--- WORK REQUIRED ---
Isolate every line in the records below with "icon" in it.

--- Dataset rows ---

-- Start --

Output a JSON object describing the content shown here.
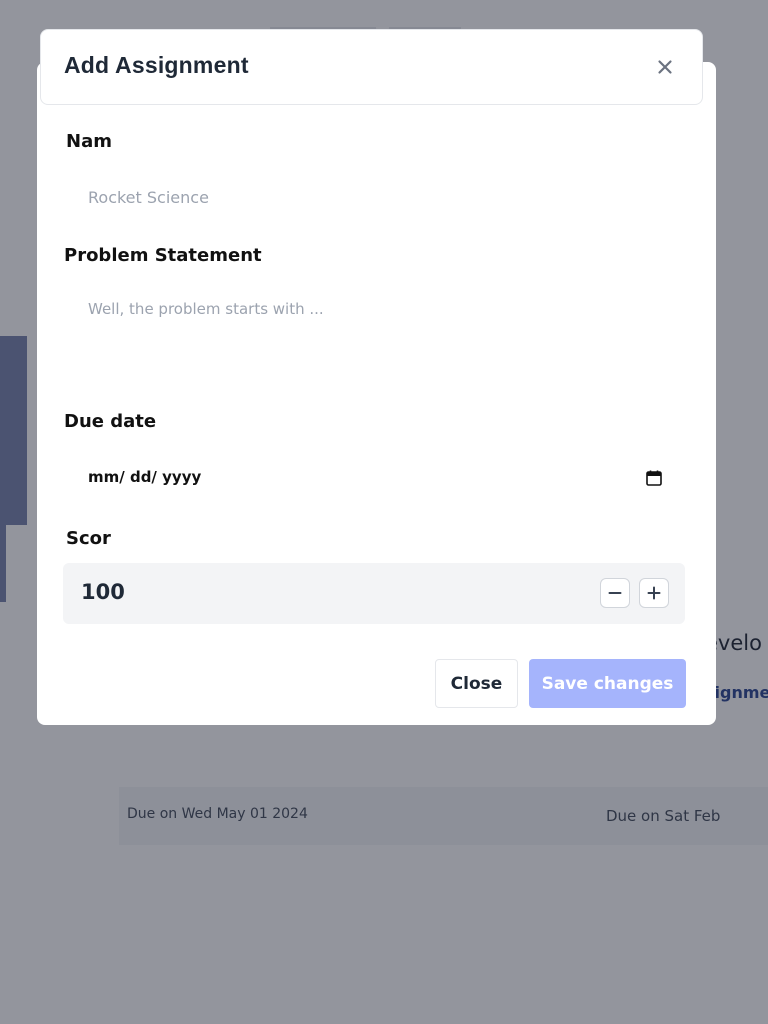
{
  "modal": {
    "title": "Add Assignment",
    "close_icon": "close-icon",
    "fields": {
      "name": {
        "label": "Nam",
        "placeholder": "Rocket Science"
      },
      "problem": {
        "label": "Problem Statement",
        "placeholder": "Well, the problem starts with ..."
      },
      "due_date": {
        "label": "Due date",
        "placeholder": "mm/ dd/ yyyy",
        "icon": "calendar-icon"
      },
      "score": {
        "label": "Scor",
        "value": "100",
        "decrement_icon": "minus-icon",
        "increment_icon": "plus-icon"
      }
    },
    "buttons": {
      "close": "Close",
      "save": "Save changes"
    }
  },
  "background": {
    "card_title_fragment": "evelo",
    "card_link_fragment": "signme",
    "due_dates": [
      "Due on Wed May 01 2024",
      "Due on Sat Feb"
    ]
  },
  "colors": {
    "overlay": "#282c3c80",
    "primary_disabled": "#a5b4fc",
    "score_bg": "#f3f4f6",
    "title_text": "#1f2937"
  }
}
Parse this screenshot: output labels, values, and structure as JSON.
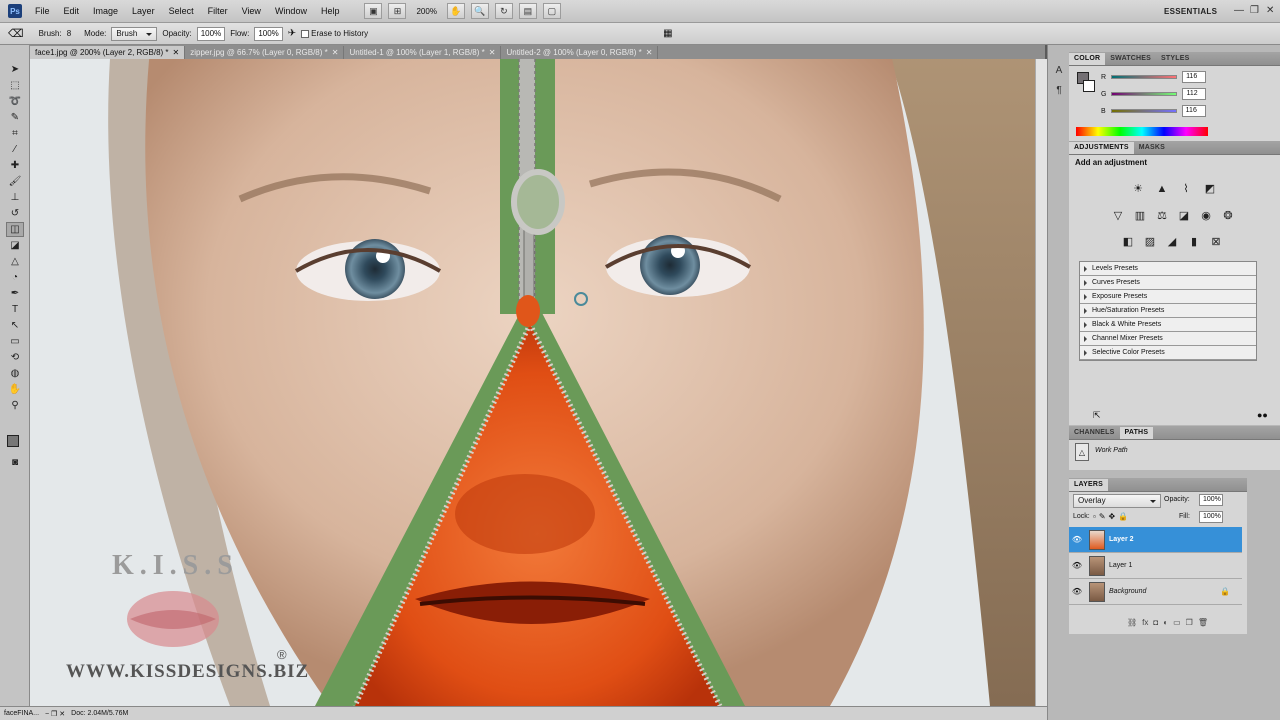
{
  "menubar": {
    "logo": "Ps",
    "items": [
      "File",
      "Edit",
      "Image",
      "Layer",
      "Select",
      "Filter",
      "View",
      "Window",
      "Help"
    ],
    "zoom": "200%",
    "workspace": "ESSENTIALS"
  },
  "options_bar": {
    "brush_label": "Brush:",
    "brush_size": "8",
    "mode_label": "Mode:",
    "mode_value": "Brush",
    "opacity_label": "Opacity:",
    "opacity_value": "100%",
    "flow_label": "Flow:",
    "flow_value": "100%",
    "erase_history_label": "Erase to History"
  },
  "document_tabs": [
    {
      "label": "face1.jpg @ 200% (Layer 2, RGB/8) *",
      "active": true
    },
    {
      "label": "zipper.jpg @ 66.7% (Layer 0, RGB/8) *",
      "active": false
    },
    {
      "label": "Untitled-1 @ 100% (Layer 1, RGB/8) *",
      "active": false
    },
    {
      "label": "Untitled-2 @ 100% (Layer 0, RGB/8) *",
      "active": false
    }
  ],
  "watermark": {
    "brand_letters": "K.I.S.S",
    "url": "WWW.KISSDESIGNS.BIZ",
    "registered": "®"
  },
  "status_bar": {
    "doc_name": "faceFINA...",
    "doc_size": "Doc: 2.04M/5.76M"
  },
  "color_panel": {
    "tabs": [
      "COLOR",
      "SWATCHES",
      "STYLES"
    ],
    "channels": [
      {
        "label": "R",
        "value": "116"
      },
      {
        "label": "G",
        "value": "112"
      },
      {
        "label": "B",
        "value": "116"
      }
    ],
    "foreground_color": "#747074"
  },
  "adjustments_panel": {
    "tabs": [
      "ADJUSTMENTS",
      "MASKS"
    ],
    "heading": "Add an adjustment",
    "presets": [
      "Levels Presets",
      "Curves Presets",
      "Exposure Presets",
      "Hue/Saturation Presets",
      "Black & White Presets",
      "Channel Mixer Presets",
      "Selective Color Presets"
    ]
  },
  "paths_panel": {
    "tabs": [
      "CHANNELS",
      "PATHS"
    ],
    "items": [
      "Work Path"
    ]
  },
  "layers_panel": {
    "title": "LAYERS",
    "blend_mode": "Overlay",
    "opacity_label": "Opacity:",
    "opacity_value": "100%",
    "lock_label": "Lock:",
    "fill_label": "Fill:",
    "fill_value": "100%",
    "layers": [
      {
        "name": "Layer 2",
        "selected": true,
        "locked": false
      },
      {
        "name": "Layer 1",
        "selected": false,
        "locked": false
      },
      {
        "name": "Background",
        "selected": false,
        "locked": true
      }
    ]
  },
  "colors": {
    "selection_blue": "#3690d8",
    "zipper_tape": "#6a9a58",
    "inner_orange": "#e8541a"
  }
}
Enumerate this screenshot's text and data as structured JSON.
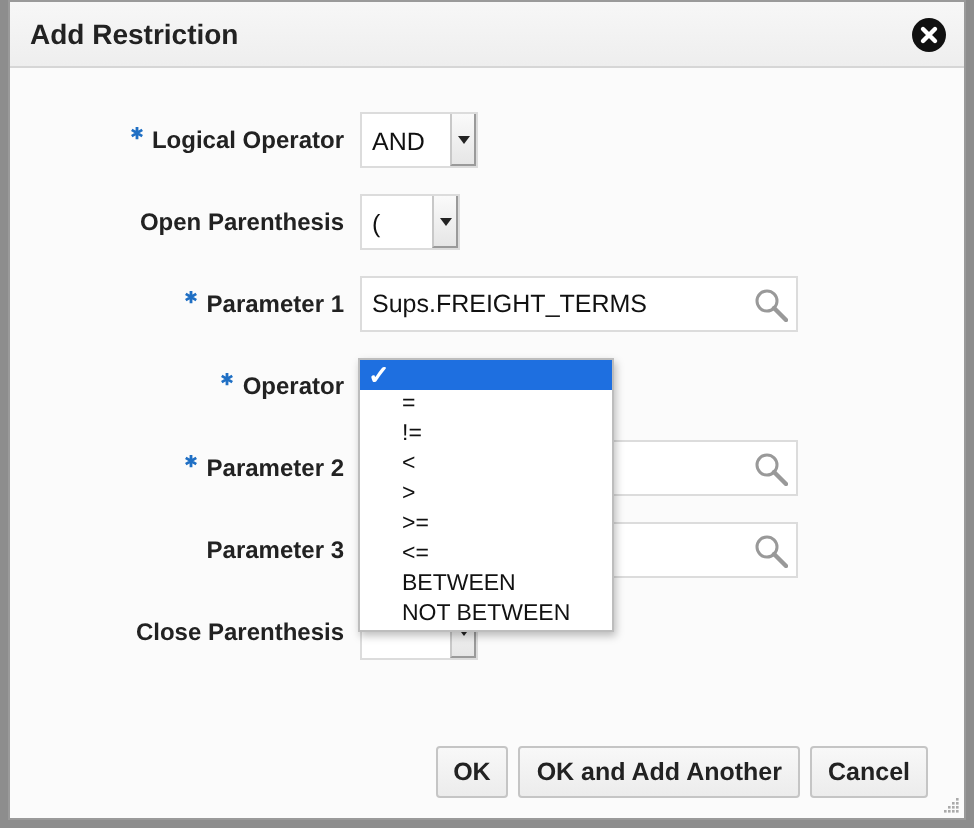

-- End --

--- TASK SOLUTION ---
    "close_icon": "close-icon",
        "icon": "calendar-icon"
        "decrement_icon": "minus-icon",
        "increment_icon": "plus-icon"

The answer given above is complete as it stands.